▶ **What is asked**:
Turn the part of the material that opens with its first line and closes with the line containing "- candle: [1055, 161, 1061, 194]" into a JSON list of strings, one string per line. Leave out any blank lines.

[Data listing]

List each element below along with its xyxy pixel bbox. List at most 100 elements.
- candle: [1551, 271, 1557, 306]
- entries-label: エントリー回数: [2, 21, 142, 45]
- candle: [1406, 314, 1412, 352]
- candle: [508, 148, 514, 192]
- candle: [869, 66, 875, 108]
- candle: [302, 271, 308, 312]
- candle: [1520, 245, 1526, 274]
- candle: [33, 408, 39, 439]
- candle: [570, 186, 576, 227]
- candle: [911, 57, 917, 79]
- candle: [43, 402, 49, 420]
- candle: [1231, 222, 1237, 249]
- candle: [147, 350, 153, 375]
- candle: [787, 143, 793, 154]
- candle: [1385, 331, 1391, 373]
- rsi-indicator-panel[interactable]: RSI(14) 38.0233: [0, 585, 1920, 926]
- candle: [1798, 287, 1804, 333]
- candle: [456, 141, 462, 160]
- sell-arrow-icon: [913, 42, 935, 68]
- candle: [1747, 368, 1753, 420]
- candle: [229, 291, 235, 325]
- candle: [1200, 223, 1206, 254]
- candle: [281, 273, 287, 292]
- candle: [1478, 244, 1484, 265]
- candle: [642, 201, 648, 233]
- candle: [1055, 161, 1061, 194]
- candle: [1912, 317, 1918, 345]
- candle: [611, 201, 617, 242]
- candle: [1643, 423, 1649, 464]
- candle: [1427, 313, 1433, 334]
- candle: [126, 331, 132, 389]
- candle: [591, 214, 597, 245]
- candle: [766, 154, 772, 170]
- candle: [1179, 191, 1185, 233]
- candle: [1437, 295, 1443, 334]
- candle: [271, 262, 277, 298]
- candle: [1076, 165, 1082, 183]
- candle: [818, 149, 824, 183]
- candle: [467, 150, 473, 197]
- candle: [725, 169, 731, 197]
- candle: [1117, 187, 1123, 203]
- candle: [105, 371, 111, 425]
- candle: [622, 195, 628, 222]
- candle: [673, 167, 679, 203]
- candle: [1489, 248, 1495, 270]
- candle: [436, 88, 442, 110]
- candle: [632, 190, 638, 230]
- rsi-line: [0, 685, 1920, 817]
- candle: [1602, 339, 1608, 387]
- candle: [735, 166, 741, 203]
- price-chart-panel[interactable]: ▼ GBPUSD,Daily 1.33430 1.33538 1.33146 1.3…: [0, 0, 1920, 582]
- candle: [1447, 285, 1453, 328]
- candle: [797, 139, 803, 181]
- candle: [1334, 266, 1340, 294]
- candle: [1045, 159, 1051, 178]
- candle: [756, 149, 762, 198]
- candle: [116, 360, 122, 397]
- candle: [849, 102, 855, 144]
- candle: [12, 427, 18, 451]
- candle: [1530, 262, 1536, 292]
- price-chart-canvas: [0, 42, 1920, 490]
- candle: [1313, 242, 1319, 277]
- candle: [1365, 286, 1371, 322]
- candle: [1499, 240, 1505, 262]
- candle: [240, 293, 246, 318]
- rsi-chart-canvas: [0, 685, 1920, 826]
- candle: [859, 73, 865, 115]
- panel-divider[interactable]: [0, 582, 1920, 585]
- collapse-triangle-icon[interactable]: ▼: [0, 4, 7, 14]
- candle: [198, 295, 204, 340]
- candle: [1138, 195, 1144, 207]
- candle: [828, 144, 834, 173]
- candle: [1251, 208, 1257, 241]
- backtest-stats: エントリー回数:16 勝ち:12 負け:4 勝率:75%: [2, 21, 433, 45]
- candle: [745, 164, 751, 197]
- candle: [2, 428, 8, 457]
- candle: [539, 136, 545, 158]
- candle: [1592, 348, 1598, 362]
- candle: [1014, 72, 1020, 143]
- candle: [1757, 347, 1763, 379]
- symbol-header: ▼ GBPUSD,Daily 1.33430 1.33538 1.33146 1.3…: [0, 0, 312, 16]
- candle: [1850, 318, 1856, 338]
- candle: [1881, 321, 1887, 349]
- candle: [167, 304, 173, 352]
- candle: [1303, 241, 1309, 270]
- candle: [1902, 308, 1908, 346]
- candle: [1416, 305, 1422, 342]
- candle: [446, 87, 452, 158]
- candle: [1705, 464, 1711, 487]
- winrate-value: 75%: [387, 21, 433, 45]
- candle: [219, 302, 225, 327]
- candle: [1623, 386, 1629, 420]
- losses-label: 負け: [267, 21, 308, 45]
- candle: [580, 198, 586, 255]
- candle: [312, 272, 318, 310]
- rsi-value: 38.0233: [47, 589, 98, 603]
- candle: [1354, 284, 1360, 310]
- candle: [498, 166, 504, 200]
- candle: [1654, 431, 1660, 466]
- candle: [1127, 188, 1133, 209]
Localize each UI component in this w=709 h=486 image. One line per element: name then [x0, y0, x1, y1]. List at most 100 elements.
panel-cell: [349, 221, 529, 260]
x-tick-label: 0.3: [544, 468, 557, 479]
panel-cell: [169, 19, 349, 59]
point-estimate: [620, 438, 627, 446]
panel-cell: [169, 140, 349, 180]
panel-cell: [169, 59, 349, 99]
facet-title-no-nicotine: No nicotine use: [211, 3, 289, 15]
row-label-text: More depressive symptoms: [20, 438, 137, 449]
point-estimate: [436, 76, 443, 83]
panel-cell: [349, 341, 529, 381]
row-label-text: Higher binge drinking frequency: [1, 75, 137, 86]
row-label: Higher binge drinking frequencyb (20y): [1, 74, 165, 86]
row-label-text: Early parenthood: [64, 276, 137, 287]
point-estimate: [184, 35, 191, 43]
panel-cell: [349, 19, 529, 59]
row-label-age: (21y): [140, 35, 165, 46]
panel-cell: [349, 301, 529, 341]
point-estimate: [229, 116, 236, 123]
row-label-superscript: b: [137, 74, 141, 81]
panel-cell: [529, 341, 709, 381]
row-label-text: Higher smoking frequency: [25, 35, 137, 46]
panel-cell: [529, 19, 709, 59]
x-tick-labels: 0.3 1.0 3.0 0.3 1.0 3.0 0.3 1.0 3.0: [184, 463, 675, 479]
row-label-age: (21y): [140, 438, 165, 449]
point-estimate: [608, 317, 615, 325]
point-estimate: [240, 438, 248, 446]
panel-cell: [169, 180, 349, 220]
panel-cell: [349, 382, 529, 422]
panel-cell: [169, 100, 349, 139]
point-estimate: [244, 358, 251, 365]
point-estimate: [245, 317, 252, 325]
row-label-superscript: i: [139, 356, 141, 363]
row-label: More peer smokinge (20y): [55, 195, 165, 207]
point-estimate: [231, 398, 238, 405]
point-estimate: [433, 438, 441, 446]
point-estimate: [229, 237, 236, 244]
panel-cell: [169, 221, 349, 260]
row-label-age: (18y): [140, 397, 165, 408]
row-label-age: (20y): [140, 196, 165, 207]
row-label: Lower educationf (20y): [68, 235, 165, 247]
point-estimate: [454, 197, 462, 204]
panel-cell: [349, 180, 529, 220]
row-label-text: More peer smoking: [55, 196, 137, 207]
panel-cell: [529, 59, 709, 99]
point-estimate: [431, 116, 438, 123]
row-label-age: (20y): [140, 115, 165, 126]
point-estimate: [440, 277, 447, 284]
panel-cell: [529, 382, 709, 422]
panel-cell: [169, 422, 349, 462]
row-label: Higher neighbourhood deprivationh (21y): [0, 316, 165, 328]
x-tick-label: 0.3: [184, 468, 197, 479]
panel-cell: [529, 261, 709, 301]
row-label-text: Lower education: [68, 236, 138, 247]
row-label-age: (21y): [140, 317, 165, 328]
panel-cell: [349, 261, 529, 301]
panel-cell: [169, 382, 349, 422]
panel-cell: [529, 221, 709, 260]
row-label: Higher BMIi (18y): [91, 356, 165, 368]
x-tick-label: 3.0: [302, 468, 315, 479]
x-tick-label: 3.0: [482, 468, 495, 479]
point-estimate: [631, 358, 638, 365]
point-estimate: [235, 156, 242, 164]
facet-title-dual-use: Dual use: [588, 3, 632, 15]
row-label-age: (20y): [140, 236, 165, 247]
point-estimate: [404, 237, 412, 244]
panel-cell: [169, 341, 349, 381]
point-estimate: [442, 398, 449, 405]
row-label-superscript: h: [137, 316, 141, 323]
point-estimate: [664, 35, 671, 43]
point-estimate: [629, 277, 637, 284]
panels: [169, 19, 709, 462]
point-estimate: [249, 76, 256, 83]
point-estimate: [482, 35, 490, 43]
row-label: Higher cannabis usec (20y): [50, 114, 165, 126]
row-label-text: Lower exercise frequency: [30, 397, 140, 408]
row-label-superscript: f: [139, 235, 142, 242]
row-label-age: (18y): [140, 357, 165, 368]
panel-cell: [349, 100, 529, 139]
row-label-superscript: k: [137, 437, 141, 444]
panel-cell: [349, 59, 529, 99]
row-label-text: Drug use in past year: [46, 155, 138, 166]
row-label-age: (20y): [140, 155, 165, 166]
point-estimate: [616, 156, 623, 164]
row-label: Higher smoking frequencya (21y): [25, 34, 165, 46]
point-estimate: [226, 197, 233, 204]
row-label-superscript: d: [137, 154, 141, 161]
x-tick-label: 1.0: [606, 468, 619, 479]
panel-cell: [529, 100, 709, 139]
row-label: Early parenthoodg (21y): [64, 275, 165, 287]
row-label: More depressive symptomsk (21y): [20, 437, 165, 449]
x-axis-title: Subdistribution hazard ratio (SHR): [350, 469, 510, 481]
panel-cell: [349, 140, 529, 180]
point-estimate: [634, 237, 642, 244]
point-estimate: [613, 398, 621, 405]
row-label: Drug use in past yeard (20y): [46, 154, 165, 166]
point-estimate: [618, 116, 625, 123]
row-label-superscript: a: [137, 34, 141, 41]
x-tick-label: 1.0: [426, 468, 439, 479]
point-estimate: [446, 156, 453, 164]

▶ **Finished task**:
[
  "List each element below along with its xyxy pixel bbox. List at most 100 elements.",
  "- candle: [1551, 271, 1557, 306]",
  "- entries-label: エントリー回数: [2, 21, 142, 45]",
  "- candle: [1406, 314, 1412, 352]",
  "- candle: [508, 148, 514, 192]",
  "- candle: [869, 66, 875, 108]",
  "- candle: [302, 271, 308, 312]",
  "- candle: [1520, 245, 1526, 274]",
  "- candle: [33, 408, 39, 439]",
  "- candle: [570, 186, 576, 227]",
  "- candle: [911, 57, 917, 79]",
  "- candle: [43, 402, 49, 420]",
  "- candle: [1231, 222, 1237, 249]",
  "- candle: [147, 350, 153, 375]",
  "- candle: [787, 143, 793, 154]",
  "- candle: [1385, 331, 1391, 373]",
  "- rsi-indicator-panel[interactable]: RSI(14) 38.0233: [0, 585, 1920, 926]",
  "- candle: [1798, 287, 1804, 333]",
  "- candle: [456, 141, 462, 160]",
  "- sell-arrow-icon: [913, 42, 935, 68]",
  "- candle: [1747, 368, 1753, 420]",
  "- candle: [229, 291, 235, 325]",
  "- candle: [1200, 223, 1206, 254]",
  "- candle: [281, 273, 287, 292]",
  "- candle: [1478, 244, 1484, 265]",
  "- candle: [642, 201, 648, 233]",
  "- candle: [1055, 161, 1061, 194]"
]